Element box annotations
|---|

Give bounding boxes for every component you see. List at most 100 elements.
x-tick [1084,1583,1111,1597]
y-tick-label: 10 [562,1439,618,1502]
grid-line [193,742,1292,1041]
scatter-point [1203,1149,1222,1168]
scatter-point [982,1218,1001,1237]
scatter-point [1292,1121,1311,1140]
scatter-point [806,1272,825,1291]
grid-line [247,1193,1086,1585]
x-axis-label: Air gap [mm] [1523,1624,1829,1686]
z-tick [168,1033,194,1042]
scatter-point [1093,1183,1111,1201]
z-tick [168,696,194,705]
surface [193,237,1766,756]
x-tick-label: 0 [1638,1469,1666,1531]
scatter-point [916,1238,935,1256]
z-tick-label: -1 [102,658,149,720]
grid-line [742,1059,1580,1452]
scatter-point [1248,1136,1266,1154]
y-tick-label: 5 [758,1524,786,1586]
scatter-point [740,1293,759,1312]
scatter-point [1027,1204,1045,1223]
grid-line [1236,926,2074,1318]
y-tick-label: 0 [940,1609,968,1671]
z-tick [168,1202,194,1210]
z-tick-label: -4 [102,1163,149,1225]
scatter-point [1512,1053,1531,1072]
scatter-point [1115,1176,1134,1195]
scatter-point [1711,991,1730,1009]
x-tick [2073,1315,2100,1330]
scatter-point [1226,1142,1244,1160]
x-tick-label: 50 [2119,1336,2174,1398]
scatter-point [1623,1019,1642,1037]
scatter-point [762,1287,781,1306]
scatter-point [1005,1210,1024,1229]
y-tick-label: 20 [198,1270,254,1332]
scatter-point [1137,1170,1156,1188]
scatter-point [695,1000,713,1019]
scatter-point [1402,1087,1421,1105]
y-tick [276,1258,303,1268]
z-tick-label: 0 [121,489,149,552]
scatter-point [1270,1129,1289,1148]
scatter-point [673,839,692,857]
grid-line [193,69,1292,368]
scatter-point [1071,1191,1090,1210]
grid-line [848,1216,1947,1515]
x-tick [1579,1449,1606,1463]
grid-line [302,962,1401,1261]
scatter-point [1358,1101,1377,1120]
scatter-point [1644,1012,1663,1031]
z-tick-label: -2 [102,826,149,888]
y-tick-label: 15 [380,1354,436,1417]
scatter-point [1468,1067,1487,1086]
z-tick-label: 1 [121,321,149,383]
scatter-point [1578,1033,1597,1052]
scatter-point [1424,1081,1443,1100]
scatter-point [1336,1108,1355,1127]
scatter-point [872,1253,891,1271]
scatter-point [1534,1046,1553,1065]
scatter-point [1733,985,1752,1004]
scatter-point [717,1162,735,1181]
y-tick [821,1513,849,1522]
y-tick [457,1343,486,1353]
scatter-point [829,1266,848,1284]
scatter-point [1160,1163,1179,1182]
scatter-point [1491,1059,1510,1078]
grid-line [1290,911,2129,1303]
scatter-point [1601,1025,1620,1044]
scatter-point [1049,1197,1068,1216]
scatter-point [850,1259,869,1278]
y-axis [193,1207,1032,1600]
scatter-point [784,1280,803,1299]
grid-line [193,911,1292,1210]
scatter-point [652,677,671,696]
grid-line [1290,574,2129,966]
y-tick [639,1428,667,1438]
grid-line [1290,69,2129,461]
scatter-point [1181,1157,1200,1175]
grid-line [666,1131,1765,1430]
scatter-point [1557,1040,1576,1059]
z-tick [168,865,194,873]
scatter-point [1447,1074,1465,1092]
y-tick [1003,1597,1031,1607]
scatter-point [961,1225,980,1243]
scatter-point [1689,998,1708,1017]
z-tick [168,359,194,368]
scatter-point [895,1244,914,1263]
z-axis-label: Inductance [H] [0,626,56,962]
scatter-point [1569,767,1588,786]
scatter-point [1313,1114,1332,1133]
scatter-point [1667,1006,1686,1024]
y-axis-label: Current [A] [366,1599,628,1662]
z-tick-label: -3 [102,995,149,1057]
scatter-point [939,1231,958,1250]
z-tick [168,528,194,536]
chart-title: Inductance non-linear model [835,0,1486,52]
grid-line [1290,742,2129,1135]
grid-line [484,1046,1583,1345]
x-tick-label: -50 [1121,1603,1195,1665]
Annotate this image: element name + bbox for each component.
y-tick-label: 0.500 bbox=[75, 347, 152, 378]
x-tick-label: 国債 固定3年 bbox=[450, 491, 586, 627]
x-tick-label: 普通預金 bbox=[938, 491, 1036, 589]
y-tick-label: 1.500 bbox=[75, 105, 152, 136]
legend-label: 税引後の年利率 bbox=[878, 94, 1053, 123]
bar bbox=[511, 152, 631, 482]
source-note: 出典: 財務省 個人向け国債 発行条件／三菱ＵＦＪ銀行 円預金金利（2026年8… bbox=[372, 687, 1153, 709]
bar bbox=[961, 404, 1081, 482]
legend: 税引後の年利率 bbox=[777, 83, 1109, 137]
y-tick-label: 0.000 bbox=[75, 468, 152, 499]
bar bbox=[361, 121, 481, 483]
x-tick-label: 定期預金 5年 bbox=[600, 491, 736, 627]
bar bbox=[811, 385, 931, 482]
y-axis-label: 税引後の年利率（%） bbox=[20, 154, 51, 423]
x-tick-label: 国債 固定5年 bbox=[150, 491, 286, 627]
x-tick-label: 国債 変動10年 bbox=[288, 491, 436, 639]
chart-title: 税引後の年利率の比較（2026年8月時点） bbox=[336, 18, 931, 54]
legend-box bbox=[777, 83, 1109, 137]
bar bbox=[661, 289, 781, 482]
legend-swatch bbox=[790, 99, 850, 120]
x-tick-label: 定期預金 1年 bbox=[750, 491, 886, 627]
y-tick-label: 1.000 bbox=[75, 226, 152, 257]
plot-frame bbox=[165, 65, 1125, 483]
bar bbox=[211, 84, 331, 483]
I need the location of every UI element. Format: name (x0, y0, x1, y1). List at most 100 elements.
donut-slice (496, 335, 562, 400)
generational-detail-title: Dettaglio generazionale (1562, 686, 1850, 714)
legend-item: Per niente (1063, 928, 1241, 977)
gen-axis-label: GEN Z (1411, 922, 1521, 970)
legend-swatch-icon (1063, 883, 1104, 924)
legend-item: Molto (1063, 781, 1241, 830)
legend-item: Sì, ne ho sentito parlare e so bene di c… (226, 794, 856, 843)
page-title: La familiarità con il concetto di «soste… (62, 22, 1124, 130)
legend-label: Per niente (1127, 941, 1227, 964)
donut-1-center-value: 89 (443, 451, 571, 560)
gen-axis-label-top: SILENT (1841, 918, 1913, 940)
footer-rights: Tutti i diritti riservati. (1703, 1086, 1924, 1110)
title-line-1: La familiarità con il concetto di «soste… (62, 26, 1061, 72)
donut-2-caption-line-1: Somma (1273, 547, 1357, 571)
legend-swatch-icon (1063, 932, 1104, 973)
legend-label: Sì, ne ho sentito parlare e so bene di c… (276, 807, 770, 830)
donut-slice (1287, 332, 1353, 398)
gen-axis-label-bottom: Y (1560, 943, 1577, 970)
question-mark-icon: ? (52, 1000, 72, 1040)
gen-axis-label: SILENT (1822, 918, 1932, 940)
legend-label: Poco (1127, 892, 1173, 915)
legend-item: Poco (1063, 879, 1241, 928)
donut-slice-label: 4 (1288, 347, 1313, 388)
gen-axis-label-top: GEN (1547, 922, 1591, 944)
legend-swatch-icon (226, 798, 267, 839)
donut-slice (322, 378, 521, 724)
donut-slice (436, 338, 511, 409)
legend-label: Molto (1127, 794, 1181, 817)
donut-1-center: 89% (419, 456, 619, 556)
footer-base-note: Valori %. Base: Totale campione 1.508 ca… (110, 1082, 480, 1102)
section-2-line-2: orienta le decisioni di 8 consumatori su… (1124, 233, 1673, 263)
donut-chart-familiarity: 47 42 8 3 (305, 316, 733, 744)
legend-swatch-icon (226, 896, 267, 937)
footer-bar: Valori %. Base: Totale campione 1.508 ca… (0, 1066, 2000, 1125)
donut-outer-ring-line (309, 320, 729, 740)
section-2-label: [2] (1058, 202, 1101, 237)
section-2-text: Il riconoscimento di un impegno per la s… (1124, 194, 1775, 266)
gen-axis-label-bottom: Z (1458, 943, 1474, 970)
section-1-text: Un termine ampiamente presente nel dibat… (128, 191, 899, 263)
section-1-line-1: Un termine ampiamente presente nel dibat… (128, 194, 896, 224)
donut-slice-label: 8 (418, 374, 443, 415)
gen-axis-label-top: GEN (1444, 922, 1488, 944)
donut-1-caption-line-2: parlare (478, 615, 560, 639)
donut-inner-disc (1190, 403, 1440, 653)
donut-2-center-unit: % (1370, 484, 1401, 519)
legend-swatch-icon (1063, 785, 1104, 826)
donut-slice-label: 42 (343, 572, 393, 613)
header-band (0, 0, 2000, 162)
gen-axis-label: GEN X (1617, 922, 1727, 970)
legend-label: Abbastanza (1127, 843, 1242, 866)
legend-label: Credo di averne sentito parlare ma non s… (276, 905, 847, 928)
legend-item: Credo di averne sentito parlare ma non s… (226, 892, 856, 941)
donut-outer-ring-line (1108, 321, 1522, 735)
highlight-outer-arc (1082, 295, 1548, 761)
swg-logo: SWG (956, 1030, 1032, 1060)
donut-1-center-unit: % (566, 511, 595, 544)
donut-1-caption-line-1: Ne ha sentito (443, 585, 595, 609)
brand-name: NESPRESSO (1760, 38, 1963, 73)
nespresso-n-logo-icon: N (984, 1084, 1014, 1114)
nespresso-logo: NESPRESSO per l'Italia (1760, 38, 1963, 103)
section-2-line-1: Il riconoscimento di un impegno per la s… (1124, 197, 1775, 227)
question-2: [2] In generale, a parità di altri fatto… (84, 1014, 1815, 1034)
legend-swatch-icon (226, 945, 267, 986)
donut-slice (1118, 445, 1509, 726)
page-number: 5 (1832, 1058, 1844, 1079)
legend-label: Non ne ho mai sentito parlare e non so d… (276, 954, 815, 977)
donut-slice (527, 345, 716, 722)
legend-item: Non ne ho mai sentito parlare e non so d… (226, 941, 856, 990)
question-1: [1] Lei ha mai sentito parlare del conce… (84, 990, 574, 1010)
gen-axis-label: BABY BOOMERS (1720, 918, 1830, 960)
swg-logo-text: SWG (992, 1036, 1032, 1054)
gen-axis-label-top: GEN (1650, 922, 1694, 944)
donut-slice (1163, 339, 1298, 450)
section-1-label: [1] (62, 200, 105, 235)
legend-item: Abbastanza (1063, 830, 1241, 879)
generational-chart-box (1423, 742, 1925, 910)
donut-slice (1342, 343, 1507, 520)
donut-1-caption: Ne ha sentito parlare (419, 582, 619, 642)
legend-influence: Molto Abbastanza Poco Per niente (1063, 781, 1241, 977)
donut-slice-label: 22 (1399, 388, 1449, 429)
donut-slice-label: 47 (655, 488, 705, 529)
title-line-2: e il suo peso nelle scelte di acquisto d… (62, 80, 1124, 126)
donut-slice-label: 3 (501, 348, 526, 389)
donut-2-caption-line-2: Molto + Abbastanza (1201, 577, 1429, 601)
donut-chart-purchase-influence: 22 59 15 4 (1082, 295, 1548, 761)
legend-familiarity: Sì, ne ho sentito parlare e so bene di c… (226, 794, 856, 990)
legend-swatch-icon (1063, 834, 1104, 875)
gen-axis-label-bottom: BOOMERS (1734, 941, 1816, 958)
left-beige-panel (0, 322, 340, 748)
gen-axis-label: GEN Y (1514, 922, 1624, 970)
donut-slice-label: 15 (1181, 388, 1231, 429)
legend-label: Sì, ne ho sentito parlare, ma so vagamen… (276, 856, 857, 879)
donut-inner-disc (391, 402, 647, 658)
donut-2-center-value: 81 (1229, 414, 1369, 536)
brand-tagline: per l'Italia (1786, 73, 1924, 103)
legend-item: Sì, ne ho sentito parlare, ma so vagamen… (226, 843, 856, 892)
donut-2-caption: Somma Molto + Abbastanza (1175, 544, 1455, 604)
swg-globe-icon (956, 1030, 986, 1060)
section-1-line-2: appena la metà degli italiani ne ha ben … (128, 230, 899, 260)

|---|

• **Written request**: Present the material from its first line through the line containing "scatter-point [1733,985,1752,1004]" as a Markdown table with the columns Row and Line, numbering each row and leaving out blank lines.

• **Reply to the exercise**:
| Row | Line |
|---|---|
| 1 | Give bounding boxes for every component you see. List at most 100 elements. |
| 2 | x-tick [1084,1583,1111,1597] |
| 3 | y-tick-label: 10 [562,1439,618,1502] |
| 4 | grid-line [193,742,1292,1041] |
| 5 | scatter-point [1203,1149,1222,1168] |
| 6 | scatter-point [982,1218,1001,1237] |
| 7 | scatter-point [1292,1121,1311,1140] |
| 8 | scatter-point [806,1272,825,1291] |
| 9 | grid-line [247,1193,1086,1585] |
| 10 | x-axis-label: Air gap [mm] [1523,1624,1829,1686] |
| 11 | z-tick [168,1033,194,1042] |
| 12 | scatter-point [1093,1183,1111,1201] |
| 13 | z-tick [168,696,194,705] |
| 14 | surface [193,237,1766,756] |
| 15 | x-tick-label: 0 [1638,1469,1666,1531] |
| 16 | scatter-point [916,1238,935,1256] |
| 17 | z-tick-label: -1 [102,658,149,720] |
| 18 | grid-line [742,1059,1580,1452] |
| 19 | scatter-point [1248,1136,1266,1154] |
| 20 | y-tick-label: 5 [758,1524,786,1586] |
| 21 | scatter-point [740,1293,759,1312] |
| 22 | scatter-point [1027,1204,1045,1223] |
| 23 | grid-line [1236,926,2074,1318] |
| 24 | y-tick-label: 0 [940,1609,968,1671] |
| 25 | z-tick [168,1202,194,1210] |
| 26 | z-tick-label: -4 [102,1163,149,1225] |
| 27 | scatter-point [1512,1053,1531,1072] |
| 28 | scatter-point [1115,1176,1134,1195] |
| 29 | scatter-point [1711,991,1730,1009] |
| 30 | x-tick [2073,1315,2100,1330] |
| 31 | scatter-point [1226,1142,1244,1160] |
| 32 | x-tick-label: 50 [2119,1336,2174,1398] |
| 33 | scatter-point [1623,1019,1642,1037] |
| 34 | scatter-point [762,1287,781,1306] |
| 35 | scatter-point [1005,1210,1024,1229] |
| 36 | y-tick-label: 20 [198,1270,254,1332] |
| 37 | scatter-point [1137,1170,1156,1188] |
| 38 | scatter-point [695,1000,713,1019] |
| 39 | scatter-point [1402,1087,1421,1105] |
| 40 | y-tick [276,1258,303,1268] |
| 41 | z-tick-label: 0 [121,489,149,552] |
| 42 | scatter-point [1270,1129,1289,1148] |
| 43 | scatter-point [673,839,692,857] |
| 44 | grid-line [193,69,1292,368] |
| 45 | scatter-point [1071,1191,1090,1210] |
| 46 | grid-line [848,1216,1947,1515] |
| 47 | x-tick [1579,1449,1606,1463] |
| 48 | grid-line [302,962,1401,1261] |
| 49 | scatter-point [1358,1101,1377,1120] |
| 50 | scatter-point [1644,1012,1663,1031] |
| 51 | z-tick-label: -2 [102,826,149,888] |
| 52 | y-tick-label: 15 [380,1354,436,1417] |
| 53 | scatter-point [1468,1067,1487,1086] |
| 54 | z-tick-label: 1 [121,321,149,383] |
| 55 | scatter-point [1578,1033,1597,1052] |
| 56 | scatter-point [1424,1081,1443,1100] |
| 57 | scatter-point [1336,1108,1355,1127] |
| 58 | scatter-point [872,1253,891,1271] |
| 59 | scatter-point [1534,1046,1553,1065] |
| 60 | scatter-point [1733,985,1752,1004] |